Repeat each line exactly as it is written.

╔══

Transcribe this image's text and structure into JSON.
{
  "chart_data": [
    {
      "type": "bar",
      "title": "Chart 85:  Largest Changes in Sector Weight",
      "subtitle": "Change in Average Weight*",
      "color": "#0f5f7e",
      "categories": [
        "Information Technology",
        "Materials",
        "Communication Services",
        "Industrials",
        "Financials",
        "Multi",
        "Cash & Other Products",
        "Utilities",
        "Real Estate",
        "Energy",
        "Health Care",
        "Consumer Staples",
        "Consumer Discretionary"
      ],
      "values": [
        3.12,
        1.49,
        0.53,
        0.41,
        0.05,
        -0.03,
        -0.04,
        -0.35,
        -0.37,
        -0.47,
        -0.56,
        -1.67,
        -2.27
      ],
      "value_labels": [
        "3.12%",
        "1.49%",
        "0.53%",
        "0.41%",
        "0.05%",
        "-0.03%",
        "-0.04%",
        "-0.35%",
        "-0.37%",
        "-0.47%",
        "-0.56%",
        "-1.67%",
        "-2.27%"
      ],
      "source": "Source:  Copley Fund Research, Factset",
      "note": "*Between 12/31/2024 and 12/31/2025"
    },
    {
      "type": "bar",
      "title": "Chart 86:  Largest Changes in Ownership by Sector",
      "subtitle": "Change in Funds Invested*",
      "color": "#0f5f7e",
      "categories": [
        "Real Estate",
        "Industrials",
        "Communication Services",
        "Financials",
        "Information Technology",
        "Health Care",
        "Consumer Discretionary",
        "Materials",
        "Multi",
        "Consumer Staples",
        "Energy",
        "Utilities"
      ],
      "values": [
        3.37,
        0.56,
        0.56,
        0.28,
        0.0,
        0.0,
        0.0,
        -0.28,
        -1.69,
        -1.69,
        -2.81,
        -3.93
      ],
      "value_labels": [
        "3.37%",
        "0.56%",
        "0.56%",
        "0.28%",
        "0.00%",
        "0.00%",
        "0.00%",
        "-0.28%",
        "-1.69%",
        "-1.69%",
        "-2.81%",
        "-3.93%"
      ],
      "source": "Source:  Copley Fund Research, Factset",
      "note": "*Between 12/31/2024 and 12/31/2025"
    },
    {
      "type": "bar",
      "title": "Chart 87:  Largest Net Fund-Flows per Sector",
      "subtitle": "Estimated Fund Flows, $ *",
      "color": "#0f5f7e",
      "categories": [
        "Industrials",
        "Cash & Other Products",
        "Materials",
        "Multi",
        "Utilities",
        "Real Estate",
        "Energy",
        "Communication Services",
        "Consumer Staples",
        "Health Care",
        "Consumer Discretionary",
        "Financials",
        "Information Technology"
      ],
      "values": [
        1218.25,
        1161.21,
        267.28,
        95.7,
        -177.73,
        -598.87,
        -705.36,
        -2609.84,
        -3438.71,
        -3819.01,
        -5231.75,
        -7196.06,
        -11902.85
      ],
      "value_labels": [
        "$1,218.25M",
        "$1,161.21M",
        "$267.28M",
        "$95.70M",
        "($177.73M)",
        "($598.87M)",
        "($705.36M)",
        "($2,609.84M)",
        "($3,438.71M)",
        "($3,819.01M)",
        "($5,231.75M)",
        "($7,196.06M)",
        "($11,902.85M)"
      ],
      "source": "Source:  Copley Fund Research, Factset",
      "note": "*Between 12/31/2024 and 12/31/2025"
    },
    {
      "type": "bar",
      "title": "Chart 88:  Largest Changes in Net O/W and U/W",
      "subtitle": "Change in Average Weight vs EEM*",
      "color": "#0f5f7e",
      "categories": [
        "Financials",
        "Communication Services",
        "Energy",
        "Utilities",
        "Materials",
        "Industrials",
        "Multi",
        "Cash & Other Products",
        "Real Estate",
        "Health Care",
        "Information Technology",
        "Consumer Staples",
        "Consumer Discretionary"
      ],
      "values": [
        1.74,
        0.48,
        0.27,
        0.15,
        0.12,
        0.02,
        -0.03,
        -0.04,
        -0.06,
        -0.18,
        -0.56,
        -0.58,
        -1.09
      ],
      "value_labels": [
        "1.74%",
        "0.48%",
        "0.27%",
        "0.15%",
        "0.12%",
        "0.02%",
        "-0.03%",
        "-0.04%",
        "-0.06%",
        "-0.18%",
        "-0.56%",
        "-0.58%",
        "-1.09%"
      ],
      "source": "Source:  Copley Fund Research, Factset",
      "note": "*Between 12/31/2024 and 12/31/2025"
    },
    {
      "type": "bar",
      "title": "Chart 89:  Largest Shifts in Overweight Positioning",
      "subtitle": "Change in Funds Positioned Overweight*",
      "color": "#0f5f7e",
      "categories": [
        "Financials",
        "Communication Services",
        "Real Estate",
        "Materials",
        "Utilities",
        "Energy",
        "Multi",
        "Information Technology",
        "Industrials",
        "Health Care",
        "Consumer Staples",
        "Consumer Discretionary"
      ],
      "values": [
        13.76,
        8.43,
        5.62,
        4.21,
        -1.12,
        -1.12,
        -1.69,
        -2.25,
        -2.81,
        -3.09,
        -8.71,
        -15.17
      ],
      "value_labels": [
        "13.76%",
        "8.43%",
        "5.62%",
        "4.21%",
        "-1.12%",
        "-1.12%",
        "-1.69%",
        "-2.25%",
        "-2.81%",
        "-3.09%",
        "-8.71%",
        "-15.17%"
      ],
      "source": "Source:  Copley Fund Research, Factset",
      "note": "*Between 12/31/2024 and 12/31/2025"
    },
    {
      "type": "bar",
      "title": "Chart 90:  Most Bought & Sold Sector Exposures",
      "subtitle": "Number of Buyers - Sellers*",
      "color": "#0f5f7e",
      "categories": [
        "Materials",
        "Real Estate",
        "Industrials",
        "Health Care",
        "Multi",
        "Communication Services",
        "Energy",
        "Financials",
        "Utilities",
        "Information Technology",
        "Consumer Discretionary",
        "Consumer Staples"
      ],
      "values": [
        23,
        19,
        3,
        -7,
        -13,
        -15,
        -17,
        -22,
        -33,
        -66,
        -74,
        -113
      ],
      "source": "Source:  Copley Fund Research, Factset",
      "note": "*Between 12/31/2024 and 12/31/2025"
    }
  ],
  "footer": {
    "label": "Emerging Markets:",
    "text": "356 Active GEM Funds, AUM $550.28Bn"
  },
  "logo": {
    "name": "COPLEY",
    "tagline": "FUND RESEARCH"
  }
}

╚══

**Result of the exercise:**
Transcribe this image's text and structure into JSON.
{
  "chart_data": [
    {
      "type": "bar",
      "title": "Chart 85:  Largest Changes in Sector Weight",
      "subtitle": "Change in Average Weight*",
      "color": "#0f5f7e",
      "categories": [
        "Information Technology",
        "Materials",
        "Communication Services",
        "Industrials",
        "Financials",
        "Multi",
        "Cash & Other Products",
        "Utilities",
        "Real Estate",
        "Energy",
        "Health Care",
        "Consumer Staples",
        "Consumer Discretionary"
      ],
      "values": [
        3.12,
        1.49,
        0.53,
        0.41,
        0.05,
        -0.03,
        -0.04,
        -0.35,
        -0.37,
        -0.47,
        -0.56,
        -1.67,
        -2.27
      ],
      "value_labels": [
        "3.12%",
        "1.49%",
        "0.53%",
        "0.41%",
        "0.05%",
        "-0.03%",
        "-0.04%",
        "-0.35%",
        "-0.37%",
        "-0.47%",
        "-0.56%",
        "-1.67%",
        "-2.27%"
      ],
      "source": "Source:  Copley Fund Research, Factset",
      "note": "*Between 12/31/2024 and 12/31/2025"
    },
    {
      "type": "bar",
      "title": "Chart 86:  Largest Changes in Ownership by Sector",
      "subtitle": "Change in Funds Invested*",
      "color": "#0f5f7e",
      "categories": [
        "Real Estate",
        "Industrials",
        "Communication Services",
        "Financials",
        "Information Technology",
        "Health Care",
        "Consumer Discretionary",
        "Materials",
        "Multi",
        "Consumer Staples",
        "Energy",
        "Utilities"
      ],
      "values": [
        3.37,
        0.56,
        0.56,
        0.28,
        0.0,
        0.0,
        0.0,
        -0.28,
        -1.69,
        -1.69,
        -2.81,
        -3.93
      ],
      "value_labels": [
        "3.37%",
        "0.56%",
        "0.56%",
        "0.28%",
        "0.00%",
        "0.00%",
        "0.00%",
        "-0.28%",
        "-1.69%",
        "-1.69%",
        "-2.81%",
        "-3.93%"
      ],
      "source": "Source:  Copley Fund Research, Factset",
      "note": "*Between 12/31/2024 and 12/31/2025"
    },
    {
      "type": "bar",
      "title": "Chart 87:  Largest Net Fund-Flows per Sector",
      "subtitle": "Estimated Fund Flows, $ *",
      "color": "#0f5f7e",
      "categories": [
        "Industrials",
        "Cash & Other Products",
        "Materials",
        "Multi",
        "Utilities",
        "Real Estate",
        "Energy",
        "Communication Services",
        "Consumer Staples",
        "Health Care",
        "Consumer Discretionary",
        "Financials",
        "Information Technology"
      ],
      "values": [
        1218.25,
        1161.21,
        267.28,
        95.7,
        -177.73,
        -598.87,
        -705.36,
        -2609.84,
        -3438.71,
        -3819.01,
        -5231.75,
        -7196.06,
        -11902.85
      ],
      "value_labels": [
        "$1,218.25M",
        "$1,161.21M",
        "$267.28M",
        "$95.70M",
        "($177.73M)",
        "($598.87M)",
        "($705.36M)",
        "($2,609.84M)",
        "($3,438.71M)",
        "($3,819.01M)",
        "($5,231.75M)",
        "($7,196.06M)",
        "($11,902.85M)"
      ],
      "source": "Source:  Copley Fund Research, Factset",
      "note": "*Between 12/31/2024 and 12/31/2025"
    },
    {
      "type": "bar",
      "title": "Chart 88:  Largest Changes in Net O/W and U/W",
      "subtitle": "Change in Average Weight vs EEM*",
      "color": "#0f5f7e",
      "categories": [
        "Financials",
        "Communication Services",
        "Energy",
        "Utilities",
        "Materials",
        "Industrials",
        "Multi",
        "Cash & Other Products",
        "Real Estate",
        "Health Care",
        "Information Technology",
        "Consumer Staples",
        "Consumer Discretionary"
      ],
      "values": [
        1.74,
        0.48,
        0.27,
        0.15,
        0.12,
        0.02,
        -0.03,
        -0.04,
        -0.06,
        -0.18,
        -0.56,
        -0.58,
        -1.09
      ],
      "value_labels": [
        "1.74%",
        "0.48%",
        "0.27%",
        "0.15%",
        "0.12%",
        "0.02%",
        "-0.03%",
        "-0.04%",
        "-0.06%",
        "-0.18%",
        "-0.56%",
        "-0.58%",
        "-1.09%"
      ],
      "source": "Source:  Copley Fund Research, Factset",
      "note": "*Between 12/31/2024 and 12/31/2025"
    },
    {
      "type": "bar",
      "title": "Chart 89:  Largest Shifts in Overweight Positioning",
      "subtitle": "Change in Funds Positioned Overweight*",
      "color": "#0f5f7e",
      "categories": [
        "Financials",
        "Communication Services",
        "Real Estate",
        "Materials",
        "Utilities",
        "Energy",
        "Multi",
        "Information Technology",
        "Industrials",
        "Health Care",
        "Consumer Staples",
        "Consumer Discretionary"
      ],
      "values": [
        13.76,
        8.43,
        5.62,
        4.21,
        -1.12,
        -1.12,
        -1.69,
        -2.25,
        -2.81,
        -3.09,
        -8.71,
        -15.17
      ],
      "value_labels": [
        "13.76%",
        "8.43%",
        "5.62%",
        "4.21%",
        "-1.12%",
        "-1.12%",
        "-1.69%",
        "-2.25%",
        "-2.81%",
        "-3.09%",
        "-8.71%",
        "-15.17%"
      ],
      "source": "Source:  Copley Fund Research, Factset",
      "note": "*Between 12/31/2024 and 12/31/2025"
    },
    {
      "type": "bar",
      "title": "Chart 90:  Most Bought & Sold Sector Exposures",
      "subtitle": "Number of Buyers - Sellers*",
      "color": "#0f5f7e",
      "categories": [
        "Materials",
        "Real Estate",
        "Industrials",
        "Health Care",
        "Multi",
        "Communication Services",
        "Energy",
        "Financials",
        "Utilities",
        "Information Technology",
        "Consumer Discretionary",
        "Consumer Staples"
      ],
      "values": [
        23,
        19,
        3,
        -7,
        -13,
        -15,
        -17,
        -22,
        -33,
        -66,
        -74,
        -113
      ],
      "source": "Source:  Copley Fund Research, Factset",
      "note": "*Between 12/31/2024 and 12/31/2025"
    }
  ],
  "footer": {
    "label": "Emerging Markets:",
    "text": "356 Active GEM Funds, AUM $550.28Bn"
  },
  "logo": {
    "name": "COPLEY",
    "tagline": "FUND RESEARCH"
  }
}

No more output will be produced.